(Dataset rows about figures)
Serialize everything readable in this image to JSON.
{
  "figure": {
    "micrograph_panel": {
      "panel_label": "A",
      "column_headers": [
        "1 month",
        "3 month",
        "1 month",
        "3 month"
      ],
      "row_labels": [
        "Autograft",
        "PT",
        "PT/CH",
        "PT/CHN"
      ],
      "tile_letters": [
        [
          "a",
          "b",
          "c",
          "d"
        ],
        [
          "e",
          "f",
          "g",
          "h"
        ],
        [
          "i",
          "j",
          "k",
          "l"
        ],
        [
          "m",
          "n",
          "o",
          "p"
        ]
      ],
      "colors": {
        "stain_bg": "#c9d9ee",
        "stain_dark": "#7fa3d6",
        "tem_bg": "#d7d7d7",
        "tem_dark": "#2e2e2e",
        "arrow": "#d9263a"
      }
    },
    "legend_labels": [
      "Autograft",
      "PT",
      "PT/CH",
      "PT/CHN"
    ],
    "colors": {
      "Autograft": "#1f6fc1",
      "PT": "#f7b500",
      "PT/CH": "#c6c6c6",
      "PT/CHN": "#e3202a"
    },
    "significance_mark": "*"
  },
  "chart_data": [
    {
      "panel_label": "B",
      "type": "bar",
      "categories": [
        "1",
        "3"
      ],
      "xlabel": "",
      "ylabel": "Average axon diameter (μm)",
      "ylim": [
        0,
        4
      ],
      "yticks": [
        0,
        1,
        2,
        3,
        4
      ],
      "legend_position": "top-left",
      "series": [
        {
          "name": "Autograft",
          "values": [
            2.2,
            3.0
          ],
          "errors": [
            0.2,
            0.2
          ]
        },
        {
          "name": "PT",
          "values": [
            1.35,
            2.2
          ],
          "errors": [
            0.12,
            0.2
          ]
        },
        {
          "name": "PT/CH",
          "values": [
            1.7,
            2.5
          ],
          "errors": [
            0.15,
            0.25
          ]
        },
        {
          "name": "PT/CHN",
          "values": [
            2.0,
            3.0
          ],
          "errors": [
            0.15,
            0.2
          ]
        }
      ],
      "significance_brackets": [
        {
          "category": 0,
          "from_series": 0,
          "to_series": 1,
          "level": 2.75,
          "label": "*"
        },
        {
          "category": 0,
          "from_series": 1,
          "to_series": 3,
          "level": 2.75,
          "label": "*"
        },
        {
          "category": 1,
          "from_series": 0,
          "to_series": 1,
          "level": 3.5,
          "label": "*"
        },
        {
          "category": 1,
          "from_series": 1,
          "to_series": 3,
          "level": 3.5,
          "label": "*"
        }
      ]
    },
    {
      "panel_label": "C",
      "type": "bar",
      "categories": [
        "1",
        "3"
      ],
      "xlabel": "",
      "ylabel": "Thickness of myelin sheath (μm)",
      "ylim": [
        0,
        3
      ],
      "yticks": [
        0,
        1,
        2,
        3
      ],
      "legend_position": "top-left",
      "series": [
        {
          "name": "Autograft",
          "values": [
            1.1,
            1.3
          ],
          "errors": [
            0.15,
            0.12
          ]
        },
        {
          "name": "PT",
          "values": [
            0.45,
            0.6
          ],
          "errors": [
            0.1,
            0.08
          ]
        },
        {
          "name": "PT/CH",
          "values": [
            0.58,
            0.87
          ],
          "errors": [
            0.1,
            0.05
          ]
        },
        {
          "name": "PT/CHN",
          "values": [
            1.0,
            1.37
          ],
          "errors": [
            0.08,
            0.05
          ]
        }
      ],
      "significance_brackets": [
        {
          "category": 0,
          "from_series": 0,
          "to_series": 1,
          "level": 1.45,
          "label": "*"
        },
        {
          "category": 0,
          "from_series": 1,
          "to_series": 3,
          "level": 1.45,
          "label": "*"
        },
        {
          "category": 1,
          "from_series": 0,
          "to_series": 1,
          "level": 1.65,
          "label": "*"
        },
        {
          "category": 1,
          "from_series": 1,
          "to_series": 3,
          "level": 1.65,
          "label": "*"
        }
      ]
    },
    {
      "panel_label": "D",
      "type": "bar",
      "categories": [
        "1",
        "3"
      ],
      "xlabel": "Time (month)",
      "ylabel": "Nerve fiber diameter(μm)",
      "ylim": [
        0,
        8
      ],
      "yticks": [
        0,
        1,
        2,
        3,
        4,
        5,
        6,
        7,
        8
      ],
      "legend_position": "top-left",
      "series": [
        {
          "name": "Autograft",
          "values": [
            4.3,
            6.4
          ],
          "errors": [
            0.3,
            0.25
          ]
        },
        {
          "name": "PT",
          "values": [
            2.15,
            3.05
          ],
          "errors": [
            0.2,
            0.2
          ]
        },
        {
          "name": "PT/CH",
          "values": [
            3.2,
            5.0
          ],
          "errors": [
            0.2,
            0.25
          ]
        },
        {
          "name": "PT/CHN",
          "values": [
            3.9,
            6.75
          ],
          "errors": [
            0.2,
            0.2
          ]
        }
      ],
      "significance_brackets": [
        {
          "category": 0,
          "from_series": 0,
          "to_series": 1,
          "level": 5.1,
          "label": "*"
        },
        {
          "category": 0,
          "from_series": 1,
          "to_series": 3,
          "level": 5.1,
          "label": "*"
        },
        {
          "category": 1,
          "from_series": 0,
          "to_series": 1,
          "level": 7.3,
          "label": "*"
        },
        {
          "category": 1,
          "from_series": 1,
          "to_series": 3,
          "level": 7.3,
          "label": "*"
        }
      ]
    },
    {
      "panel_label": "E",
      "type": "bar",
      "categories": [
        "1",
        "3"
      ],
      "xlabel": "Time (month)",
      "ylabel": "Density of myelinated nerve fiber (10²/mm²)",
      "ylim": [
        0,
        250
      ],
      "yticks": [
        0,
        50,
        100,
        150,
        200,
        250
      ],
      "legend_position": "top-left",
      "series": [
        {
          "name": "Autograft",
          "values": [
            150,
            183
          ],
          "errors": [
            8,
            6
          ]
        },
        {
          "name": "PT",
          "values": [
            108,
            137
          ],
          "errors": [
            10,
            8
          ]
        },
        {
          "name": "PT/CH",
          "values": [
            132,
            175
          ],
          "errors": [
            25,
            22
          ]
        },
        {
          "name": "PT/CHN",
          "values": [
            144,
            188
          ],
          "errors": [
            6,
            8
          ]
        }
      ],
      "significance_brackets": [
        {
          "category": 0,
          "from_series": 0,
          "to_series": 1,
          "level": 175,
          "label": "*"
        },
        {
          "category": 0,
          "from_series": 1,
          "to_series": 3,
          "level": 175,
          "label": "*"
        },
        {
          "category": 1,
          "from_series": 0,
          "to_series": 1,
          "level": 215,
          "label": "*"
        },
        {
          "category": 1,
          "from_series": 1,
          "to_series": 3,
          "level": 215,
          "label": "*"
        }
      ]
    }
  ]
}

→ Goal of the exercise
Search the listing for the word "ylabel". Copy every line in which it occurs.

→ Solution to the problem
      "ylabel": "Average axon diameter (μm)",
      "ylabel": "Thickness of myelin sheath (μm)",
      "ylabel": "Nerve fiber diameter(μm)",
      "ylabel": "Density of myelinated nerve fiber (10²/mm²)",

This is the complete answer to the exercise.